◆ What is expected: Return only the number of lines holding the word "JSON".

◆ Records provided:

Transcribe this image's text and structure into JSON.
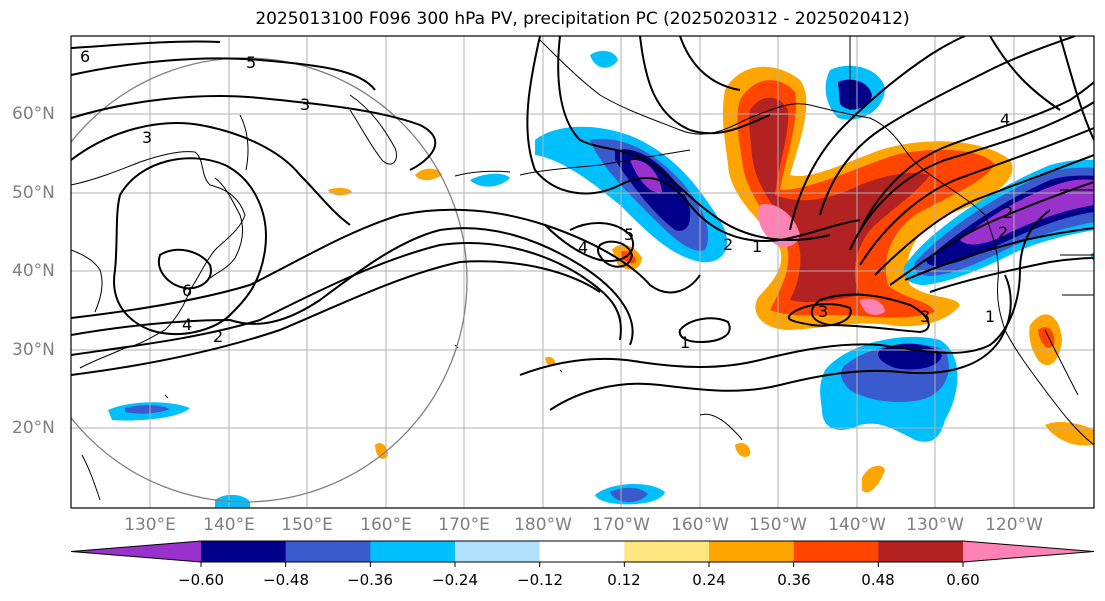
{
  "title": "2025013100 F096 300 hPa PV, precipitation PC (2025020312 - 2025020412)",
  "lat_labels": [
    "60°N",
    "50°N",
    "40°N",
    "30°N",
    "20°N"
  ],
  "lon_labels": [
    "130°E",
    "140°E",
    "150°E",
    "160°E",
    "170°E",
    "180°W",
    "170°W",
    "160°W",
    "150°W",
    "140°W",
    "130°W",
    "120°W"
  ],
  "colorbar": {
    "tick_labels": [
      "−0.60",
      "−0.48",
      "−0.36",
      "−0.24",
      "−0.12",
      "0.12",
      "0.24",
      "0.36",
      "0.48",
      "0.60"
    ],
    "colors": [
      "#9932cc",
      "#00008b",
      "#3a5bcd",
      "#00bfff",
      "#b0e2ff",
      "#ffffff",
      "#ffe680",
      "#ffa500",
      "#ff4500",
      "#b22222",
      "#ff82b4"
    ]
  },
  "pv_contour_labels": [
    "6",
    "5",
    "3",
    "3",
    "6",
    "4",
    "2",
    "4",
    "5",
    "2",
    "1",
    "4",
    "3",
    "3",
    "1",
    "1",
    "2",
    "2"
  ],
  "colors": {
    "axis_label": "#7f7f7f",
    "grid": "#b0b0b0",
    "contour": "#000000",
    "coast": "#000000",
    "circle": "#808080"
  }
}
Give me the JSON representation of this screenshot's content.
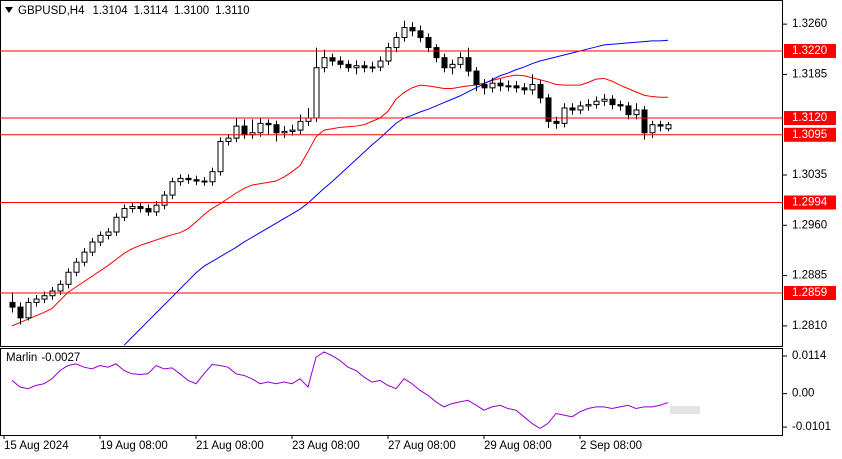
{
  "chart_data": {
    "type": "candlestick",
    "symbol": "GBPUSD,H4",
    "header_values": [
      1.3104,
      1.3114,
      1.31,
      1.311
    ],
    "header_value_labels": [
      "1.3104",
      "1.3114",
      "1.3100",
      "1.3110"
    ],
    "categories": [
      "15 Aug 2024",
      null,
      null,
      null,
      null,
      null,
      null,
      null,
      null,
      null,
      null,
      "19 Aug 08:00",
      null,
      null,
      null,
      null,
      null,
      null,
      null,
      null,
      null,
      null,
      null,
      "21 Aug 08:00",
      null,
      null,
      null,
      null,
      null,
      null,
      null,
      null,
      null,
      null,
      null,
      "23 Aug 08:00",
      null,
      null,
      null,
      null,
      null,
      null,
      null,
      null,
      null,
      null,
      null,
      "27 Aug 08:00",
      null,
      null,
      null,
      null,
      null,
      null,
      null,
      null,
      null,
      null,
      null,
      "29 Aug 08:00",
      null,
      null,
      null,
      null,
      null,
      null,
      null,
      null,
      null,
      null,
      null,
      "2 Sep 08:00",
      null,
      null,
      null,
      null,
      null,
      null,
      null,
      null,
      null,
      null,
      null
    ],
    "open": [
      1.2845,
      1.2838,
      1.2822,
      1.2845,
      1.285,
      1.2855,
      1.2862,
      1.2872,
      1.289,
      1.2905,
      1.292,
      1.2935,
      1.2945,
      1.295,
      1.2972,
      1.2985,
      1.2988,
      1.2985,
      1.298,
      1.299,
      1.3005,
      1.3025,
      1.303,
      1.3028,
      1.3026,
      1.3025,
      1.304,
      1.3085,
      1.309,
      1.3108,
      1.3095,
      1.3098,
      1.3112,
      1.311,
      1.3098,
      1.31,
      1.3102,
      1.3115,
      1.312,
      1.3195,
      1.321,
      1.3205,
      1.32,
      1.3195,
      1.3198,
      1.3195,
      1.3196,
      1.3205,
      1.3225,
      1.324,
      1.3255,
      1.325,
      1.324,
      1.3225,
      1.321,
      1.3195,
      1.32,
      1.321,
      1.319,
      1.317,
      1.3165,
      1.3172,
      1.3168,
      1.3168,
      1.3165,
      1.3162,
      1.317,
      1.315,
      1.3115,
      1.3112,
      1.3135,
      1.3132,
      1.3138,
      1.314,
      1.3145,
      1.3148,
      1.314,
      1.3138,
      1.3125,
      1.3132,
      1.3098,
      1.311,
      1.3104
    ],
    "high": [
      1.286,
      1.2845,
      1.2852,
      1.2856,
      1.2861,
      1.2868,
      1.2878,
      1.2896,
      1.2911,
      1.2926,
      1.2941,
      1.2951,
      1.2956,
      1.2978,
      1.2991,
      1.2994,
      1.2994,
      1.2991,
      1.2996,
      1.3011,
      1.3031,
      1.3036,
      1.3036,
      1.3034,
      1.3032,
      1.3046,
      1.3091,
      1.3096,
      1.312,
      1.3118,
      1.3118,
      1.312,
      1.3118,
      1.3116,
      1.3108,
      1.311,
      1.3125,
      1.3135,
      1.3225,
      1.3222,
      1.3216,
      1.3212,
      1.3206,
      1.3206,
      1.3205,
      1.3204,
      1.3212,
      1.3232,
      1.3248,
      1.3265,
      1.3263,
      1.3258,
      1.3246,
      1.323,
      1.3216,
      1.3207,
      1.3218,
      1.3225,
      1.3196,
      1.3178,
      1.318,
      1.3178,
      1.3176,
      1.3175,
      1.3172,
      1.3185,
      1.3176,
      1.3156,
      1.3122,
      1.3142,
      1.3142,
      1.3145,
      1.3148,
      1.3152,
      1.3156,
      1.3154,
      1.3146,
      1.3144,
      1.3142,
      1.3138,
      1.3116,
      1.3116,
      1.3114
    ],
    "low": [
      1.283,
      1.2812,
      1.2818,
      1.2839,
      1.2844,
      1.2849,
      1.2856,
      1.2866,
      1.2884,
      1.2899,
      1.2914,
      1.2929,
      1.2939,
      1.2944,
      1.2966,
      1.2979,
      1.2979,
      1.2974,
      1.2974,
      1.2984,
      1.2999,
      1.3019,
      1.3022,
      1.302,
      1.3019,
      1.3019,
      1.3034,
      1.3079,
      1.3084,
      1.3089,
      1.3089,
      1.3092,
      1.3095,
      1.3085,
      1.309,
      1.3094,
      1.3096,
      1.3108,
      1.3114,
      1.3188,
      1.3198,
      1.3194,
      1.3189,
      1.3185,
      1.3188,
      1.3188,
      1.319,
      1.3199,
      1.3218,
      1.3234,
      1.3242,
      1.3233,
      1.3218,
      1.3203,
      1.3188,
      1.3185,
      1.3194,
      1.3182,
      1.316,
      1.3155,
      1.3158,
      1.316,
      1.316,
      1.3158,
      1.3155,
      1.3155,
      1.3142,
      1.3105,
      1.3104,
      1.3106,
      1.3125,
      1.3126,
      1.3131,
      1.3134,
      1.3138,
      1.3133,
      1.3131,
      1.3118,
      1.3118,
      1.3088,
      1.309,
      1.31,
      1.31
    ],
    "close": [
      1.2838,
      1.2822,
      1.2845,
      1.285,
      1.2855,
      1.2862,
      1.2872,
      1.289,
      1.2905,
      1.292,
      1.2935,
      1.2945,
      1.295,
      1.2972,
      1.2985,
      1.2988,
      1.2985,
      1.298,
      1.299,
      1.3005,
      1.3025,
      1.303,
      1.3028,
      1.3026,
      1.3025,
      1.304,
      1.3085,
      1.309,
      1.3108,
      1.3095,
      1.3098,
      1.3112,
      1.311,
      1.3098,
      1.31,
      1.3102,
      1.3115,
      1.312,
      1.3195,
      1.321,
      1.3205,
      1.32,
      1.3195,
      1.3198,
      1.3195,
      1.3196,
      1.3205,
      1.3225,
      1.324,
      1.3255,
      1.325,
      1.324,
      1.3225,
      1.321,
      1.3195,
      1.32,
      1.321,
      1.319,
      1.317,
      1.3165,
      1.3172,
      1.3168,
      1.3168,
      1.3165,
      1.3162,
      1.317,
      1.315,
      1.3115,
      1.3112,
      1.3135,
      1.3132,
      1.3138,
      1.314,
      1.3145,
      1.3148,
      1.314,
      1.3138,
      1.3125,
      1.3132,
      1.3098,
      1.311,
      1.3108,
      1.311
    ],
    "lines": [
      {
        "color": "#ff0000",
        "values": [
          1.281,
          1.2815,
          1.282,
          1.2825,
          1.283,
          1.2836,
          1.2848,
          1.286,
          1.2868,
          1.2876,
          1.2884,
          1.2892,
          1.29,
          1.2909,
          1.2918,
          1.2925,
          1.293,
          1.2934,
          1.2938,
          1.2942,
          1.2946,
          1.2949,
          1.2955,
          1.2965,
          1.2976,
          1.2985,
          1.2992,
          1.3,
          1.3008,
          1.3015,
          1.302,
          1.3022,
          1.3024,
          1.3026,
          1.3032,
          1.304,
          1.3049,
          1.307,
          1.3092,
          1.3102,
          1.3104,
          1.3106,
          1.3107,
          1.3108,
          1.311,
          1.3115,
          1.312,
          1.313,
          1.3148,
          1.3158,
          1.3165,
          1.3169,
          1.3168,
          1.3166,
          1.3164,
          1.3164,
          1.3166,
          1.3168,
          1.3169,
          1.3172,
          1.3176,
          1.3179,
          1.3182,
          1.3184,
          1.3183,
          1.318,
          1.3177,
          1.3174,
          1.317,
          1.3169,
          1.3169,
          1.3169,
          1.3173,
          1.3178,
          1.3179,
          1.3175,
          1.3169,
          1.3164,
          1.3159,
          1.3154,
          1.3152,
          1.3151,
          1.3151
        ]
      },
      {
        "color": "#0000ff",
        "values": [
          null,
          null,
          null,
          null,
          null,
          null,
          null,
          null,
          null,
          null,
          null,
          null,
          null,
          null,
          1.2781,
          1.2793,
          1.2805,
          1.2817,
          1.2829,
          1.2841,
          1.2853,
          1.2865,
          1.2877,
          1.2889,
          1.2899,
          1.2906,
          1.2913,
          1.292,
          1.2927,
          1.2935,
          1.2942,
          1.2949,
          1.2956,
          1.2963,
          1.297,
          1.2977,
          1.2984,
          1.2993,
          1.3004,
          1.3015,
          1.3025,
          1.3036,
          1.3047,
          1.3058,
          1.3069,
          1.308,
          1.309,
          1.3101,
          1.3112,
          1.312,
          1.3124,
          1.3129,
          1.3133,
          1.3138,
          1.3143,
          1.3148,
          1.3153,
          1.3159,
          1.3165,
          1.3171,
          1.3177,
          1.3183,
          1.3187,
          1.3192,
          1.3196,
          1.3201,
          1.3205,
          1.3208,
          1.3211,
          1.3214,
          1.3217,
          1.322,
          1.3223,
          1.3226,
          1.3229,
          1.323,
          1.3231,
          1.3232,
          1.3233,
          1.3234,
          1.3235,
          1.3235,
          1.3236
        ]
      }
    ],
    "ylim": [
      1.278,
      1.3296
    ],
    "yticks": [
      {
        "value": 1.326,
        "label": "1.3260"
      },
      1.3185,
      1.3035,
      {
        "value": 1.296,
        "label": "1.2960"
      },
      1.2885,
      {
        "value": 1.281,
        "label": "1.2810"
      }
    ],
    "levels": [
      {
        "value": 1.322,
        "label": "1.3220"
      },
      {
        "value": 1.312,
        "label": "1.3120"
      },
      1.3095,
      1.2994,
      1.2859
    ],
    "level_color": "#ff0000",
    "indicator": {
      "name": "Marlin",
      "color": "#9400d3",
      "values": [
        0.004,
        0.002,
        0.0015,
        0.0025,
        0.003,
        0.0045,
        0.007,
        0.0085,
        0.009,
        0.008,
        0.0075,
        0.0085,
        0.008,
        0.009,
        0.007,
        0.006,
        0.0058,
        0.006,
        0.0085,
        0.0075,
        0.0078,
        0.006,
        0.004,
        0.003,
        0.006,
        0.0088,
        0.0085,
        0.008,
        0.006,
        0.0055,
        0.0045,
        0.003,
        0.0035,
        0.003,
        0.0035,
        0.003,
        0.0045,
        0.002,
        0.011,
        0.0126,
        0.0115,
        0.01,
        0.008,
        0.007,
        0.005,
        0.0035,
        0.004,
        0.0025,
        0.0015,
        0.0045,
        0.003,
        0.001,
        -0.0005,
        -0.0025,
        -0.004,
        -0.003,
        -0.0025,
        -0.002,
        -0.0035,
        -0.005,
        -0.004,
        -0.0035,
        -0.0045,
        -0.005,
        -0.007,
        -0.009,
        -0.0105,
        -0.009,
        -0.006,
        -0.0065,
        -0.007,
        -0.0055,
        -0.0045,
        -0.004,
        -0.004,
        -0.0045,
        -0.004,
        -0.0035,
        -0.0045,
        -0.004,
        -0.004,
        -0.0035,
        -0.0027
      ],
      "ylim": [
        -0.0125,
        0.0138
      ],
      "yticks": [
        0.0114,
        {
          "value": 0,
          "label": "0.00"
        },
        -0.0101
      ]
    }
  }
}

◆ Output below: 2